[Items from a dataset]
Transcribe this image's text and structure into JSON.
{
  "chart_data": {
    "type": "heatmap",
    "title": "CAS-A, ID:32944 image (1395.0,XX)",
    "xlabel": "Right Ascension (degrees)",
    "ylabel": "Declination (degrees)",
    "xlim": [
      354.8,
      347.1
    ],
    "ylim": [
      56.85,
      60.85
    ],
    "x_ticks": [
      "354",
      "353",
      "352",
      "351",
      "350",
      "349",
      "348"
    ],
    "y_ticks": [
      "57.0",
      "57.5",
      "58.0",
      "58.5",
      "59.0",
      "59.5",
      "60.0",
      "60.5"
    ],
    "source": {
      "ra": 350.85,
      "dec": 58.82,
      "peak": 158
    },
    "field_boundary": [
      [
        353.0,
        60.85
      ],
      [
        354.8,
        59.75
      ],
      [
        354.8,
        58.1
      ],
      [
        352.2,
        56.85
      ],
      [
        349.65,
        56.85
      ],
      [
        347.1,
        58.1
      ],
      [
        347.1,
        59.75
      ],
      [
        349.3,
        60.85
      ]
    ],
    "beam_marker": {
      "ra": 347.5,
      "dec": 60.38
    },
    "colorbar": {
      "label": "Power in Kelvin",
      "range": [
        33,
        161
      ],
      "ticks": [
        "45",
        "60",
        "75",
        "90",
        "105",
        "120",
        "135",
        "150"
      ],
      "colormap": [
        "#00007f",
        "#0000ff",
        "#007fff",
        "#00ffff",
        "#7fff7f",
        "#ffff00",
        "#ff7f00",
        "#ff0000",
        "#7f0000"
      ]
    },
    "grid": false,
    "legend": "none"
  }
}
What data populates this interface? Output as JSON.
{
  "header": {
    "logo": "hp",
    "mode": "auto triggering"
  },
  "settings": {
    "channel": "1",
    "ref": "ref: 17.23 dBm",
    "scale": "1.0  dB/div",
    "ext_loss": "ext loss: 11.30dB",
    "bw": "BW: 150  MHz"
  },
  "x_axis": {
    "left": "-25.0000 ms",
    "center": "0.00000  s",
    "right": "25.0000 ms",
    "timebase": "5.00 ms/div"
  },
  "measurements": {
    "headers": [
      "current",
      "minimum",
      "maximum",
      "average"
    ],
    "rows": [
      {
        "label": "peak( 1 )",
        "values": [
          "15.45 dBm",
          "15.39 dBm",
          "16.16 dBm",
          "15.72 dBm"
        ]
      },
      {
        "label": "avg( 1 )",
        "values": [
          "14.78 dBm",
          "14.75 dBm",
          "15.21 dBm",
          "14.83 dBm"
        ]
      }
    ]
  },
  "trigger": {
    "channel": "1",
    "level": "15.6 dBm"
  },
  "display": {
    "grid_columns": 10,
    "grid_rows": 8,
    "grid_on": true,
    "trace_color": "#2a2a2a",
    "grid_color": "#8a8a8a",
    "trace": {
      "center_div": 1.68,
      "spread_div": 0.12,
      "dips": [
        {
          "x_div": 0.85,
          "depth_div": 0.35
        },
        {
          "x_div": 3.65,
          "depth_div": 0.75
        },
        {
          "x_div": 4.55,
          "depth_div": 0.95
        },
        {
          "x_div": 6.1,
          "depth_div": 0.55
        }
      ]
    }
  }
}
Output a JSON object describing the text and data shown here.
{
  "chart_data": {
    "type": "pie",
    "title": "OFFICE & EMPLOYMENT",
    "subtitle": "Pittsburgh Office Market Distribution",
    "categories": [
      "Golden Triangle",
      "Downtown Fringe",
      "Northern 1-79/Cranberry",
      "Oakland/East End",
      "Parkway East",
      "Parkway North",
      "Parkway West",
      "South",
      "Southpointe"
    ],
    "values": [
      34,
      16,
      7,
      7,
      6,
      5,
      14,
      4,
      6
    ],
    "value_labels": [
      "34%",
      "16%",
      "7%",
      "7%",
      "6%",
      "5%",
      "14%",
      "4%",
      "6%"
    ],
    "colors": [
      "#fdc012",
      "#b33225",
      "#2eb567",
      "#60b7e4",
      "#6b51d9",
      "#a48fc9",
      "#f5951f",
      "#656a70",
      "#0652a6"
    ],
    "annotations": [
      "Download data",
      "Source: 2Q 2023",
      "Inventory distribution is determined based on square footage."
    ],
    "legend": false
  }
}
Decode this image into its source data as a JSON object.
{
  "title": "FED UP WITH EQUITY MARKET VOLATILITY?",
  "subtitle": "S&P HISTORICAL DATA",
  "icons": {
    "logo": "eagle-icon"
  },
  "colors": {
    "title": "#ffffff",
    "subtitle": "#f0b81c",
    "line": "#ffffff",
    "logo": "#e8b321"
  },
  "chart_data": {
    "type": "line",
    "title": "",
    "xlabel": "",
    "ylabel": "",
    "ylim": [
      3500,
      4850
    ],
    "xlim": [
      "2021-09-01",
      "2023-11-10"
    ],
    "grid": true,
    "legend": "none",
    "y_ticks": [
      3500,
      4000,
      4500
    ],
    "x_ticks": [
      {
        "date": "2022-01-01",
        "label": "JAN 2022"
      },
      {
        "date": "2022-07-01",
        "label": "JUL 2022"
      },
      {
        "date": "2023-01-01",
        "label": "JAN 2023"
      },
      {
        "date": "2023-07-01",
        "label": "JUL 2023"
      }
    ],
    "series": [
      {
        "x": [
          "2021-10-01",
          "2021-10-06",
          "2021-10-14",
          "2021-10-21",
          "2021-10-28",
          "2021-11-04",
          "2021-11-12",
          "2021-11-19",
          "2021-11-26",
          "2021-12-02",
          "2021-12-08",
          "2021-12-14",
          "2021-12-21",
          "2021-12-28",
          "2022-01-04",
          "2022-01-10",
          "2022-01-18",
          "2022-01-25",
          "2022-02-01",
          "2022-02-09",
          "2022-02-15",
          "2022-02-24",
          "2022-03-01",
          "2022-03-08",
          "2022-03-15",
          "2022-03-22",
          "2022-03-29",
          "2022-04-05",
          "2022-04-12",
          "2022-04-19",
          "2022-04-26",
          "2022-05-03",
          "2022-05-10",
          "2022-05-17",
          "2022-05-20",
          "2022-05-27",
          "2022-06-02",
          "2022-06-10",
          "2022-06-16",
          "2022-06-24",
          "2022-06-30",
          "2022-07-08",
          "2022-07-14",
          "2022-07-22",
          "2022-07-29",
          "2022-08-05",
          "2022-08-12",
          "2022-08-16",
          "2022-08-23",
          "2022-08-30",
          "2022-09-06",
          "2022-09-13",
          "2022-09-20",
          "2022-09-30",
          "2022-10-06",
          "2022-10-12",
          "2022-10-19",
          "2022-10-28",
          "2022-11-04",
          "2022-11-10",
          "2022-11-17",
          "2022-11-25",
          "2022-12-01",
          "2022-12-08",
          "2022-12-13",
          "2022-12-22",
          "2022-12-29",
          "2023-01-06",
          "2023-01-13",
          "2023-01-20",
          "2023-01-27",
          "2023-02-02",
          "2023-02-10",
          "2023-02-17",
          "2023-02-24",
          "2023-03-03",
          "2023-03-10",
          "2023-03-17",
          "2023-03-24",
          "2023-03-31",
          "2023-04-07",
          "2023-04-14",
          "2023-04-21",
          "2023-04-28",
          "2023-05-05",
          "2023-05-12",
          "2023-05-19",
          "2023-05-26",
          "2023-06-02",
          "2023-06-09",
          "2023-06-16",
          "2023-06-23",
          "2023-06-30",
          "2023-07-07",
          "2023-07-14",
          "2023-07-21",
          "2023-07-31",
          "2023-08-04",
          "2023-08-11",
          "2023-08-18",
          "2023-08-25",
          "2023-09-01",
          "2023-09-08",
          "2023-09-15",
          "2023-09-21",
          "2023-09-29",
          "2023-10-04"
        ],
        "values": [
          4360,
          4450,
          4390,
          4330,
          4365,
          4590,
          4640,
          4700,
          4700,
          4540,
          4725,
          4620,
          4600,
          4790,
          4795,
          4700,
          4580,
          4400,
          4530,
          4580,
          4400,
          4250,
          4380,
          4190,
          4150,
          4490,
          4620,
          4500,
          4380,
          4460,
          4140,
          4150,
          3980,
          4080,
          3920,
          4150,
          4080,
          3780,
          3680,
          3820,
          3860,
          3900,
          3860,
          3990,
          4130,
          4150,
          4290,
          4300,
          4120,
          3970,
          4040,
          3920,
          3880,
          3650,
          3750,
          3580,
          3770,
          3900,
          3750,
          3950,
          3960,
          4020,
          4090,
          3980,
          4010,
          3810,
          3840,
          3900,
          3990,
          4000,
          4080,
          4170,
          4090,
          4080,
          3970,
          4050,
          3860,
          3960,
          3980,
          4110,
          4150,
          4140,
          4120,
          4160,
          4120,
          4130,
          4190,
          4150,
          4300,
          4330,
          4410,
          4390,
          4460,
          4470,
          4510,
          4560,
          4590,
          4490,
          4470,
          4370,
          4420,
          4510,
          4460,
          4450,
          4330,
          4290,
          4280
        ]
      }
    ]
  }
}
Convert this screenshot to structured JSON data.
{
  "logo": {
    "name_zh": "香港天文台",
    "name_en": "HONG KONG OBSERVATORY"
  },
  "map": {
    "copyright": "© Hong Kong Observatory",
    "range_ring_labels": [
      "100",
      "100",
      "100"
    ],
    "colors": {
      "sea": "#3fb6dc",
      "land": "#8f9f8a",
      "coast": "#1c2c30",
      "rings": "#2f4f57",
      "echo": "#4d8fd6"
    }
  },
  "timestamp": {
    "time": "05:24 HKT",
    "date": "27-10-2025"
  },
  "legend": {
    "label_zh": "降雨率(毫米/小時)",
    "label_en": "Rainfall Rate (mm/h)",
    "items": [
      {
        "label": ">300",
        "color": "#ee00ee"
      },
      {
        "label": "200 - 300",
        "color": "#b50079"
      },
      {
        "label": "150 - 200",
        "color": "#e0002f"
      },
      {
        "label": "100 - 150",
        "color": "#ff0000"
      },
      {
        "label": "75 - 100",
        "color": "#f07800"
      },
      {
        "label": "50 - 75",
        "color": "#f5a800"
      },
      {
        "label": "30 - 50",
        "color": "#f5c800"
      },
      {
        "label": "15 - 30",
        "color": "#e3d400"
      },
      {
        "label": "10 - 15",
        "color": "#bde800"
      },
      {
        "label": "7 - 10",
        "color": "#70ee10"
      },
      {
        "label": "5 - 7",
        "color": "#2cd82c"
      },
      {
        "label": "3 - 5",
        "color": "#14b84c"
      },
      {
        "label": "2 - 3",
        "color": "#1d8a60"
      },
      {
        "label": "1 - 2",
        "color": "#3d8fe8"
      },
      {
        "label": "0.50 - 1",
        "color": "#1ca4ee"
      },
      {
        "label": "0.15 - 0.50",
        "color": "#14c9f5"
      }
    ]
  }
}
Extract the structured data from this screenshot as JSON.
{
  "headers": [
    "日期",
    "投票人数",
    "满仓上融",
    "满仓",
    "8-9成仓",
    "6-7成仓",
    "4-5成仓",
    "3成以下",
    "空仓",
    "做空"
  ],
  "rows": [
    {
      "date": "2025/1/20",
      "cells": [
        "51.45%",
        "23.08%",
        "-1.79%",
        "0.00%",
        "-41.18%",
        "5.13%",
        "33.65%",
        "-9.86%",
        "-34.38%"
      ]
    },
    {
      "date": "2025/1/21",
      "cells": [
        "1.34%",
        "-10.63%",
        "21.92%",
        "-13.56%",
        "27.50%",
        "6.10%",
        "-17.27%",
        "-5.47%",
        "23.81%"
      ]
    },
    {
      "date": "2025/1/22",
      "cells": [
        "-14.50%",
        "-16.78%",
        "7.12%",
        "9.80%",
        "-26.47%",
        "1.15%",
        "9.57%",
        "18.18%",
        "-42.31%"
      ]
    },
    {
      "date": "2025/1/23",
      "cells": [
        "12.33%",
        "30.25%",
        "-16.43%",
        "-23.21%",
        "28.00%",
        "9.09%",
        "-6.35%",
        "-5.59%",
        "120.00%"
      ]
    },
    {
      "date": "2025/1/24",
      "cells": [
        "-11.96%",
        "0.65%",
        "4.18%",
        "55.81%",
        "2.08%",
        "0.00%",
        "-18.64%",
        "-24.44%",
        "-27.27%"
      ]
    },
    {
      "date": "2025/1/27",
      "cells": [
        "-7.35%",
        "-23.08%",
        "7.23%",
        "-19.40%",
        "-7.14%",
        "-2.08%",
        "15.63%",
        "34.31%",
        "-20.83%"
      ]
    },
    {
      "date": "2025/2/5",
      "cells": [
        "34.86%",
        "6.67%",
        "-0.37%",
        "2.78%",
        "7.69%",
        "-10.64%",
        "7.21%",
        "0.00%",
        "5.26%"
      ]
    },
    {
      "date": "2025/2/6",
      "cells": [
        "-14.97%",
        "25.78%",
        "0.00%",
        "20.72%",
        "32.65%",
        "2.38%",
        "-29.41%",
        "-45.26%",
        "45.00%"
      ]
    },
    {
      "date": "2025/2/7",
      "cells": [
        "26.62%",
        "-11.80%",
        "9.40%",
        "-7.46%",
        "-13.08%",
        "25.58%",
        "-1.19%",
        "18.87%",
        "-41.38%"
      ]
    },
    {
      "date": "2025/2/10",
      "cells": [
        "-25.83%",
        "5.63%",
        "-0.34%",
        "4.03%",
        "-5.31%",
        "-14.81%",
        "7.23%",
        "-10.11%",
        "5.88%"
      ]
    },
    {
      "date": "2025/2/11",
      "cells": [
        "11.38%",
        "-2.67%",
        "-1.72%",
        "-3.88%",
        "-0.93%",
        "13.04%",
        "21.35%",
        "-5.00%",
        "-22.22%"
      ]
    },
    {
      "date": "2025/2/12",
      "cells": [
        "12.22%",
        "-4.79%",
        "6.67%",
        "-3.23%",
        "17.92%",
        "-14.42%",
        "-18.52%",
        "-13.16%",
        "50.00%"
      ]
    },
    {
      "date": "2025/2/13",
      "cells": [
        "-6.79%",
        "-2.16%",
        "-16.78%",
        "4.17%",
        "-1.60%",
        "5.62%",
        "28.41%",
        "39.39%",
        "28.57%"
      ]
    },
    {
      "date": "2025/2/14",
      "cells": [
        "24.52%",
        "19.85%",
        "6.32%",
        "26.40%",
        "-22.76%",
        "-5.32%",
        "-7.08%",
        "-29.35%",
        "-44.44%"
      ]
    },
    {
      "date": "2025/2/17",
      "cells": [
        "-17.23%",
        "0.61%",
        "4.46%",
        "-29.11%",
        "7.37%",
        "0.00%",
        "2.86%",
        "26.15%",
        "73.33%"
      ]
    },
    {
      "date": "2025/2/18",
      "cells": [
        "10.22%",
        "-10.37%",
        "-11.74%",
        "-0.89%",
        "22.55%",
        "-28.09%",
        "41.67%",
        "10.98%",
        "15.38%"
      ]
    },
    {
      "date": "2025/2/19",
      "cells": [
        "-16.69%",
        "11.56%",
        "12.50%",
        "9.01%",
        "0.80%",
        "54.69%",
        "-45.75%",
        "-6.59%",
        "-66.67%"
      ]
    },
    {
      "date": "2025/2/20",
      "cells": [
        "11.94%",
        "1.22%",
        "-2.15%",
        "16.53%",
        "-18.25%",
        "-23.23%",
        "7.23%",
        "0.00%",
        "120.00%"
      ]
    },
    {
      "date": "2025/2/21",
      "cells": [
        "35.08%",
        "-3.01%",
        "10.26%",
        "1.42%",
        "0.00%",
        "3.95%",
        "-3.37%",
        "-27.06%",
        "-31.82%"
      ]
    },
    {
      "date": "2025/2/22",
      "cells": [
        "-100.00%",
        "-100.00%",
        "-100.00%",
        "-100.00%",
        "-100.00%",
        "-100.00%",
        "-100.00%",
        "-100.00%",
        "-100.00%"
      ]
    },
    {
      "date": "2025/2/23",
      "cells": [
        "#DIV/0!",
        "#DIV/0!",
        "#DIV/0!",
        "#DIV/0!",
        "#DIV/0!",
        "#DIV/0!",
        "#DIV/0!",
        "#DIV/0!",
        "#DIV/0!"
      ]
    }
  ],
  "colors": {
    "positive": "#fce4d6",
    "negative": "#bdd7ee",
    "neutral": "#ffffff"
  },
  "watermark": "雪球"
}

# Set problem
Filter the records above for "legend" and copy every matching line.

# Answer to the exercise
    "legend": "none"
    "legend": false
    "legend": "none",
  "legend": {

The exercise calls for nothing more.